[Dataset rows about figures]
-- BEGIN --

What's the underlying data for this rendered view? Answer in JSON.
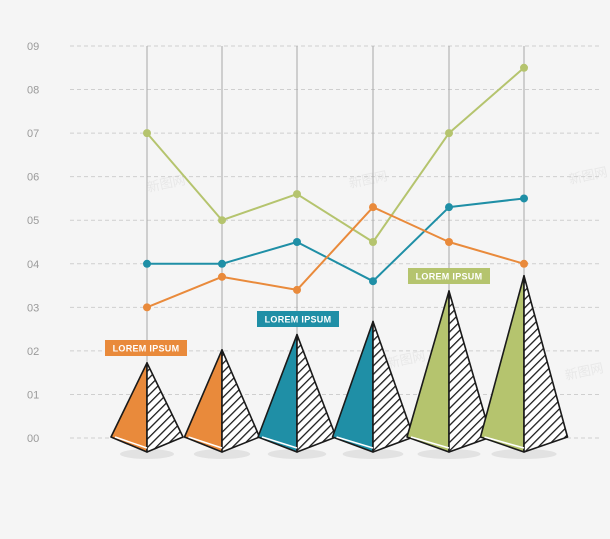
{
  "chart_data": {
    "type": "line",
    "x": [
      1,
      2,
      3,
      4,
      5,
      6
    ],
    "ylim": [
      0,
      9
    ],
    "y_ticks": [
      "00",
      "01",
      "02",
      "03",
      "04",
      "05",
      "06",
      "07",
      "08",
      "09"
    ],
    "grid": true,
    "series": [
      {
        "color": "#b5c46e",
        "values": [
          7.0,
          5.0,
          5.6,
          4.5,
          7.0,
          8.5
        ]
      },
      {
        "color": "#1f8fa6",
        "values": [
          4.0,
          4.0,
          4.5,
          3.6,
          5.3,
          5.5
        ]
      },
      {
        "color": "#e98a3b",
        "values": [
          3.0,
          3.7,
          3.4,
          5.3,
          4.5,
          4.0
        ]
      }
    ],
    "pyramids": [
      {
        "value": 1.45,
        "color": "#e98a3b"
      },
      {
        "value": 1.75,
        "color": "#e98a3b"
      },
      {
        "value": 2.1,
        "color": "#1f8fa6"
      },
      {
        "value": 2.4,
        "color": "#1f8fa6"
      },
      {
        "value": 3.1,
        "color": "#b5c46e"
      },
      {
        "value": 3.45,
        "color": "#b5c46e"
      }
    ],
    "labels": [
      {
        "text": "Lorem Ipsum",
        "color": "#e98a3b"
      },
      {
        "text": "Lorem Ipsum",
        "color": "#1f8fa6"
      },
      {
        "text": "Lorem Ipsum",
        "color": "#b5c46e"
      }
    ]
  },
  "watermark": "新图网"
}
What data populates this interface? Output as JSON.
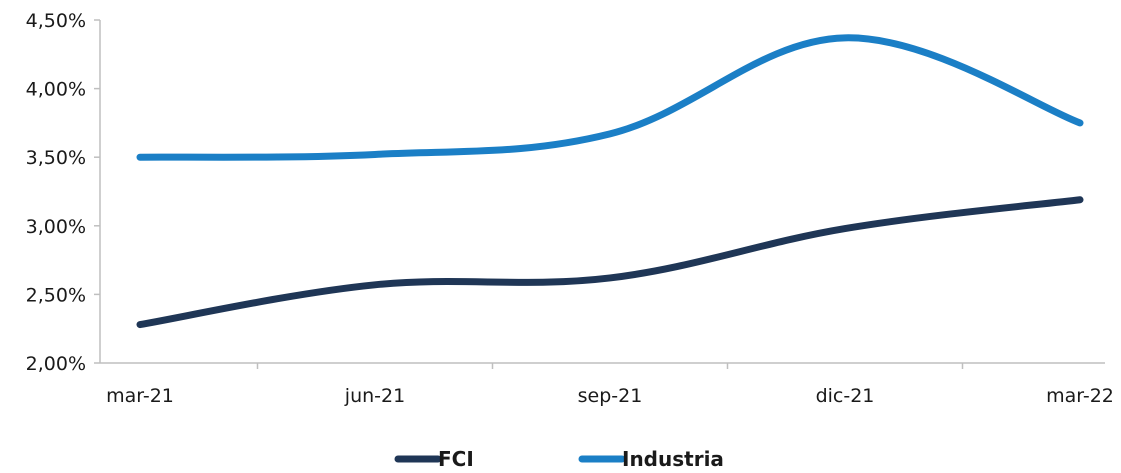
{
  "chart_data": {
    "type": "line",
    "categories": [
      "mar-21",
      "jun-21",
      "sep-21",
      "dic-21",
      "mar-22"
    ],
    "series": [
      {
        "name": "FCI",
        "values": [
          2.28,
          2.57,
          2.62,
          2.98,
          3.19
        ],
        "color": "#1f3656"
      },
      {
        "name": "Industria",
        "values": [
          3.5,
          3.52,
          3.67,
          4.37,
          3.75
        ],
        "color": "#1b7fc6"
      }
    ],
    "ylim": [
      2.0,
      4.5
    ],
    "yticks": [
      "2,00%",
      "2,50%",
      "3,00%",
      "3,50%",
      "4,00%",
      "4,50%"
    ],
    "ytick_values": [
      2.0,
      2.5,
      3.0,
      3.5,
      4.0,
      4.5
    ],
    "grid": false,
    "legend_position": "bottom",
    "smooth": true
  },
  "colors": {
    "axis": "#bfbfbf",
    "text": "#1a1a1a"
  }
}
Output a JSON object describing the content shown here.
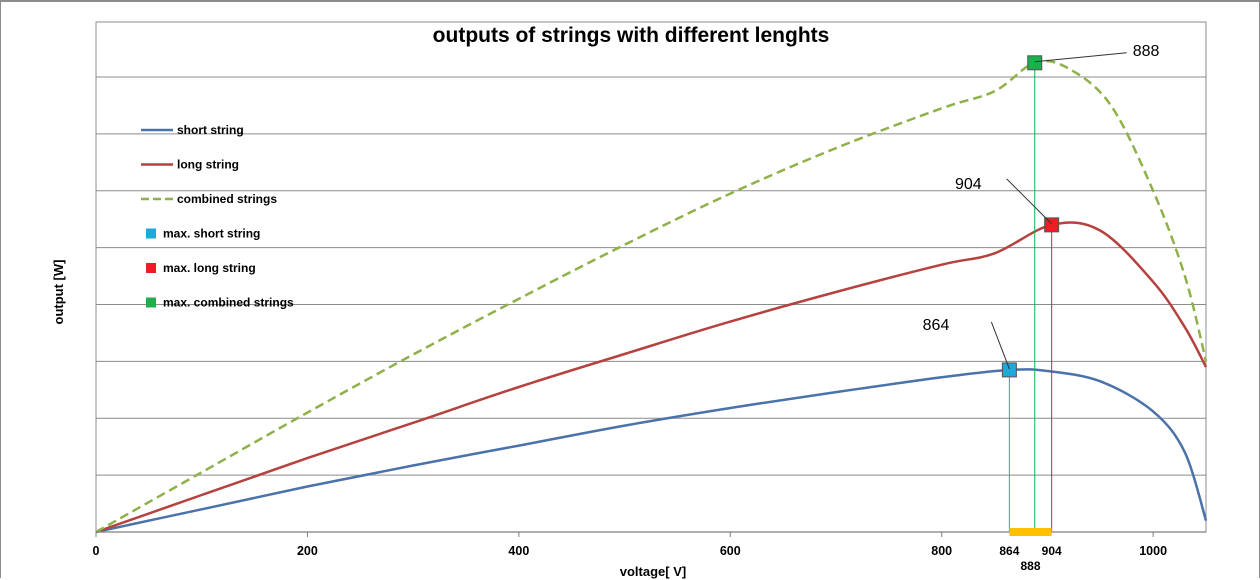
{
  "chart_data": {
    "type": "line",
    "title": "outputs of strings with different lenghts",
    "xlabel": "voltage[ V]",
    "ylabel": "output [W]",
    "xlim": [
      0,
      1050
    ],
    "ylim": [
      0,
      8
    ],
    "x_ticks": [
      0,
      200,
      400,
      600,
      800,
      1000
    ],
    "y_ticks_labeled": false,
    "grid": {
      "horizontal": true,
      "vertical": false
    },
    "legend_position": "left",
    "colors": {
      "short": "#4a72ab",
      "long": "#b5423f",
      "combined": "#8fb14a",
      "max_short": "#1ea8de",
      "max_long": "#ee1c24",
      "max_combined": "#1bb04a",
      "range_bar": "#ffc000"
    },
    "series": [
      {
        "name": "short string",
        "style": "solid",
        "color": "#4a72ab",
        "points": [
          [
            0,
            0
          ],
          [
            100,
            0.4
          ],
          [
            200,
            0.8
          ],
          [
            300,
            1.17
          ],
          [
            400,
            1.52
          ],
          [
            500,
            1.87
          ],
          [
            600,
            2.18
          ],
          [
            700,
            2.46
          ],
          [
            800,
            2.72
          ],
          [
            864,
            2.85
          ],
          [
            900,
            2.83
          ],
          [
            950,
            2.65
          ],
          [
            1000,
            2.12
          ],
          [
            1030,
            1.4
          ],
          [
            1050,
            0.2
          ]
        ]
      },
      {
        "name": "long string",
        "style": "solid",
        "color": "#b5423f",
        "points": [
          [
            0,
            0
          ],
          [
            100,
            0.65
          ],
          [
            200,
            1.3
          ],
          [
            300,
            1.92
          ],
          [
            400,
            2.55
          ],
          [
            500,
            3.13
          ],
          [
            600,
            3.7
          ],
          [
            700,
            4.22
          ],
          [
            800,
            4.7
          ],
          [
            850,
            4.9
          ],
          [
            904,
            5.4
          ],
          [
            950,
            5.3
          ],
          [
            1000,
            4.4
          ],
          [
            1030,
            3.6
          ],
          [
            1050,
            2.9
          ]
        ]
      },
      {
        "name": "combined strings",
        "style": "dashed",
        "color": "#8fb14a",
        "points": [
          [
            0,
            0
          ],
          [
            100,
            1.05
          ],
          [
            200,
            2.1
          ],
          [
            300,
            3.12
          ],
          [
            400,
            4.1
          ],
          [
            500,
            5.05
          ],
          [
            600,
            5.95
          ],
          [
            700,
            6.75
          ],
          [
            800,
            7.45
          ],
          [
            850,
            7.75
          ],
          [
            888,
            8.25
          ],
          [
            920,
            8.15
          ],
          [
            960,
            7.5
          ],
          [
            1000,
            6.0
          ],
          [
            1030,
            4.5
          ],
          [
            1050,
            3.0
          ]
        ]
      }
    ],
    "maxima": [
      {
        "name": "max. short string",
        "x": 864,
        "y": 2.85,
        "label": "864",
        "color": "#1ea8de"
      },
      {
        "name": "max. long string",
        "x": 904,
        "y": 5.4,
        "label": "904",
        "color": "#ee1c24"
      },
      {
        "name": "max. combined strings",
        "x": 888,
        "y": 8.25,
        "label": "888",
        "color": "#1bb04a"
      }
    ],
    "range_bar": {
      "from": 864,
      "to": 904,
      "labels": [
        "864",
        "904",
        "888"
      ]
    }
  }
}
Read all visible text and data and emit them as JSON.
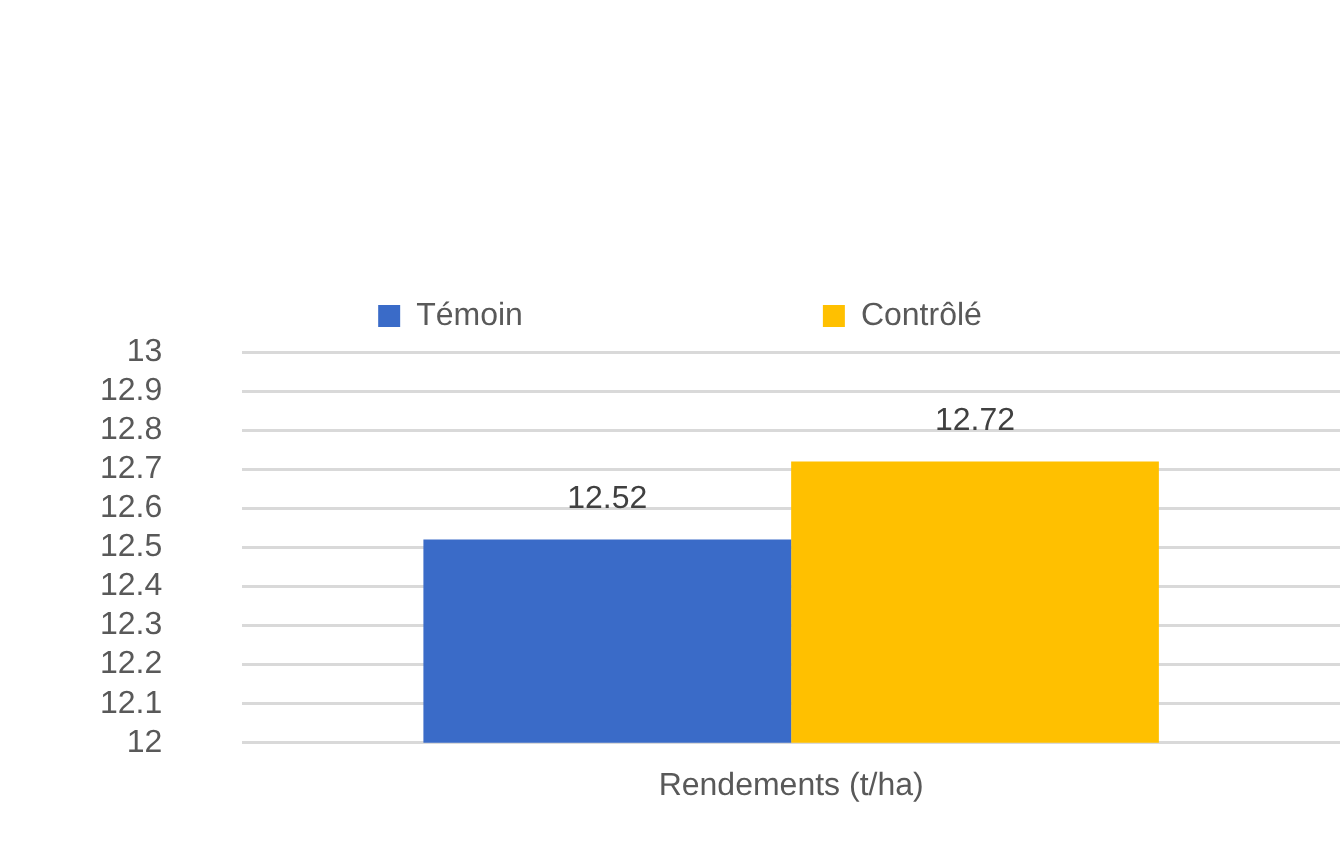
{
  "chart_data": {
    "type": "bar",
    "categories": [
      "Rendements (t/ha)"
    ],
    "series": [
      {
        "name": "Témoin",
        "color": "#3a6bc8",
        "values": [
          12.52
        ]
      },
      {
        "name": "Contrôlé",
        "color": "#ffc000",
        "values": [
          12.72
        ]
      }
    ],
    "ylim": [
      12,
      13
    ],
    "yticks": [
      12,
      12.1,
      12.2,
      12.3,
      12.4,
      12.5,
      12.6,
      12.7,
      12.8,
      12.9,
      13
    ],
    "grid": "y",
    "legend": "top",
    "data_labels": true
  }
}
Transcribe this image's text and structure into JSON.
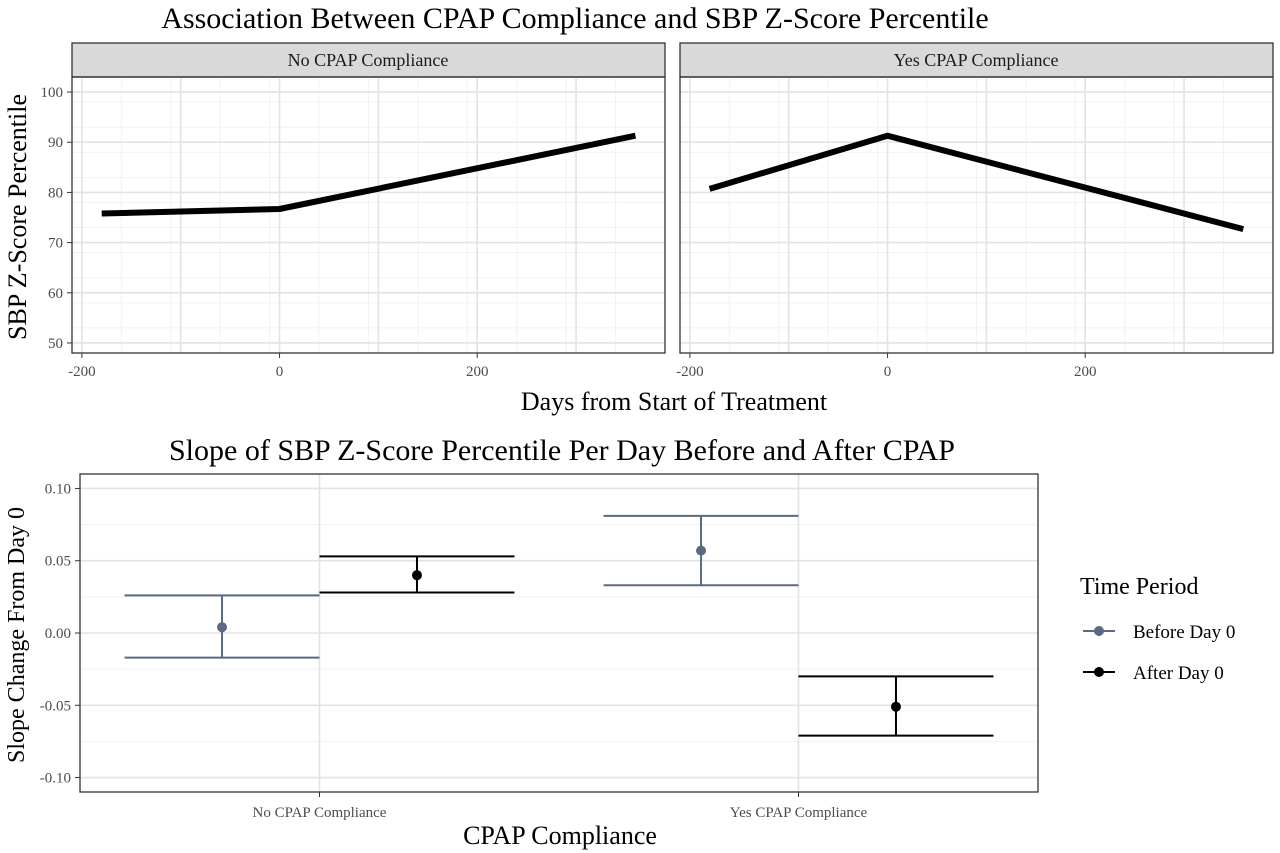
{
  "chart_data": [
    {
      "type": "line",
      "title": "Association Between CPAP Compliance and SBP Z-Score Percentile",
      "xlabel": "Days from Start of Treatment",
      "ylabel": "SBP Z-Score Percentile",
      "ylim": [
        48,
        103
      ],
      "yticks": [
        50,
        60,
        70,
        80,
        90,
        100
      ],
      "grid": true,
      "panels": [
        {
          "name": "No CPAP Compliance",
          "xlim": [
            -210,
            390
          ],
          "xticks": [
            -200,
            0,
            200
          ],
          "xtick_labels": [
            "-200",
            "0",
            "200"
          ],
          "x": [
            -180,
            0,
            360
          ],
          "y": [
            75.8,
            76.7,
            91.3
          ]
        },
        {
          "name": "Yes CPAP Compliance",
          "xlim": [
            -210,
            390
          ],
          "xticks": [
            -200,
            0,
            200
          ],
          "xtick_labels": [
            "-200",
            "0",
            "200"
          ],
          "x": [
            -180,
            0,
            360
          ],
          "y": [
            80.7,
            91.3,
            72.7
          ]
        }
      ]
    },
    {
      "type": "errorbar",
      "title": "Slope of SBP Z-Score Percentile Per Day Before and After CPAP",
      "xlabel": "CPAP Compliance",
      "ylabel": "Slope Change From Day 0",
      "categories": [
        "No CPAP Compliance",
        "Yes CPAP Compliance"
      ],
      "ylim": [
        -0.11,
        0.11
      ],
      "yticks": [
        -0.1,
        -0.05,
        0.0,
        0.05,
        0.1
      ],
      "ytick_labels": [
        "-0.10",
        "-0.05",
        "0.00",
        "0.05",
        "0.10"
      ],
      "grid": true,
      "legend": {
        "title": "Time Period",
        "position": "right"
      },
      "series": [
        {
          "name": "Before Day 0",
          "color": "#5b6a80",
          "values": [
            0.004,
            0.057
          ],
          "lower": [
            -0.017,
            0.033
          ],
          "upper": [
            0.026,
            0.081
          ]
        },
        {
          "name": "After Day 0",
          "color": "#000000",
          "values": [
            0.04,
            -0.051
          ],
          "lower": [
            0.028,
            -0.071
          ],
          "upper": [
            0.053,
            -0.03
          ]
        }
      ]
    }
  ]
}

-- END --

Requirement: Show the lines of the records that include the string "Before".

Solution:
      "title": "Slope of SBP Z-Score Percentile Per Day Before and After CPAP",
          "name": "Before Day 0",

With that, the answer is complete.